• Arbeitsauftrag: Gib an, als was Ginseng im Textauszug über Ginseng als Anti-Stressmittel bezeichnet wird.

Ginseng als Anti-Stressmittel

Bei Versuchstieren erhöhte Ginsengwurzel die Belastbarkeit unter Stress. In Studien mit Menschen verbesserte Ginseng unter anderem Stimmung, Wohlbefinden, Konzentrationsfähigkeit und Gedächtnisleistung, außerdem körperliche Leistungsfähigkeit und Lungenfunktion bei COPD. Auch das Fatigue-Syndrom bei Krebspatienten konnte gemildert werden. Die Erholungsphase nach Überanstrengung kann durch Ginseng verkürzt werden, ebenso die postoperative Rekonvaleszenz. Ginseng wird als sogenanntes Adaptogen bezeichnet. Darunter versteht man eine Anpassungshilfe, die den Körper wieder in Balance zu bringen vermag und widerstandfähig gegenüber verschiedensten Formen von Stress macht.

Tonikum bei Erschöpfung

Der Ginseng ruft jedoch immer wieder Kritiker auf den Plan. Sie bemängeln, dass die Daten auf zu verschiedenartigen Studien sowie unterschiedlichen Ginsengzubereitungen und -dosierungen beruhen. Die Datenlage sei insgesamt unzureichend. Die Indikationen für Ginseng zielen dementsprechend nicht auf bestimmte Krankheitsbilder ab, sondern haben allgemeineren Charakter. So formulierte die für Phytotherapeutika zuständige Kommission E des ehemaligen Bundesgesundheitsamtes als Einsatzgebiet: „Als Tonikum zur Stärkung und Kräftigung bei Müdigkeits-, Schwächegefühl, nachlassender Leistungs- und Konzentrationsfähigkeit sowie Rekonvaleszenz“. Der europäische Phytopharmakaausschuss befürwortet den Einsatz von Ginseng als traditionelles Mittel aufgrund langjähriger Erfahrung bei „Symptomen von Kraftlosigkeit wie Erschöpfung und Schwäche“.

• Datensätze:

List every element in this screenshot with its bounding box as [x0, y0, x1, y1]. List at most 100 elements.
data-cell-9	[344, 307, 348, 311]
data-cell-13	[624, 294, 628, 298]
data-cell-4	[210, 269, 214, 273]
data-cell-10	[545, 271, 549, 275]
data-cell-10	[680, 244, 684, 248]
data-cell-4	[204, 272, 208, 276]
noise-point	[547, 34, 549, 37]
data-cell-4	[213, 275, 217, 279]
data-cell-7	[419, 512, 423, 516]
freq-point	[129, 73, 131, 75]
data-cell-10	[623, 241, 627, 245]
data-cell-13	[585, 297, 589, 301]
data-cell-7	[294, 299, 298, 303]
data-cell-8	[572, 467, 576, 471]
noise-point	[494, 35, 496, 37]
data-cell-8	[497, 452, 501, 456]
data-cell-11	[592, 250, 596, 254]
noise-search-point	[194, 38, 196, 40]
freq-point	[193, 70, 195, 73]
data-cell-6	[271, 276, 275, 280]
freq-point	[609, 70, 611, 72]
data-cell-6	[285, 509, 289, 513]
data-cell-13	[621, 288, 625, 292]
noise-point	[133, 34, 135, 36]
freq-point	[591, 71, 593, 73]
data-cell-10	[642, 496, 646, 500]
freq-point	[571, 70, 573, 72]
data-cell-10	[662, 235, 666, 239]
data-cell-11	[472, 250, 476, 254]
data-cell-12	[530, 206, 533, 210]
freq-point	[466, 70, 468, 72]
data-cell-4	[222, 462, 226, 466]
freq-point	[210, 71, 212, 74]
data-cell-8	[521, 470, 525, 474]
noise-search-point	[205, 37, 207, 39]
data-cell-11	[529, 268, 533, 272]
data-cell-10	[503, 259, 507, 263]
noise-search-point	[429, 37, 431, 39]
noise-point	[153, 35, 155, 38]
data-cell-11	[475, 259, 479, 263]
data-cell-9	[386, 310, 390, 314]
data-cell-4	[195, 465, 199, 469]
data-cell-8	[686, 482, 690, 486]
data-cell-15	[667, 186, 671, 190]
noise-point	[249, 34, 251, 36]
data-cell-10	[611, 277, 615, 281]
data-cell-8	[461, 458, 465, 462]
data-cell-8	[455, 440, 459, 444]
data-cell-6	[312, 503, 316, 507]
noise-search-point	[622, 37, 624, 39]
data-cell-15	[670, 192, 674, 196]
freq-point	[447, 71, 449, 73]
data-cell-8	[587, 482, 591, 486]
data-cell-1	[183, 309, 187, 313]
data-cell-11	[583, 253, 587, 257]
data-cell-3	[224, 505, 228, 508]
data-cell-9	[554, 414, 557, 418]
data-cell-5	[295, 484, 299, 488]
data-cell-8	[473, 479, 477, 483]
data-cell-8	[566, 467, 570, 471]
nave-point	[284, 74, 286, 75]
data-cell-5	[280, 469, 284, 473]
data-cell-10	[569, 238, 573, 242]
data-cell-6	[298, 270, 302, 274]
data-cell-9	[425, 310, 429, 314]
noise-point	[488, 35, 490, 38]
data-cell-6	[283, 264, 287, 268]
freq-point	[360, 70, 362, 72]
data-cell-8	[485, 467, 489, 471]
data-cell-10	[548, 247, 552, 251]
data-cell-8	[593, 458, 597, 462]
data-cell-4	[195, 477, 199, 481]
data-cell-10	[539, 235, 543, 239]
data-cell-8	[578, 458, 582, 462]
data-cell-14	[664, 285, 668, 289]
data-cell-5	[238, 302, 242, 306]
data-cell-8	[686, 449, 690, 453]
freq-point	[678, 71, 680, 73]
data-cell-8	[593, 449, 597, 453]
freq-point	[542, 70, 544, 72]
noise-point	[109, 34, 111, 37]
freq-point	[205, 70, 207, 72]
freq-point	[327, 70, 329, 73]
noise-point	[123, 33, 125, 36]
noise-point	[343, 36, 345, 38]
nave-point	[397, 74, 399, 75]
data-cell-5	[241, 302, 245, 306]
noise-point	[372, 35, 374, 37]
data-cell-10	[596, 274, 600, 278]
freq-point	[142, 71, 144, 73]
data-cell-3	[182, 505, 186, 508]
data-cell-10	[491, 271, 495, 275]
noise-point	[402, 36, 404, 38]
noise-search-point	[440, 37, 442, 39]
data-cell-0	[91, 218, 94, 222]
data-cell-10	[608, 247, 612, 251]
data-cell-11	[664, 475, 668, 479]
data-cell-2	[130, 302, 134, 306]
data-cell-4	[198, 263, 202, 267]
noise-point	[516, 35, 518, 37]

• Ergebnis: Ginseng wird als sogenanntes Adaptogen bezeichnet.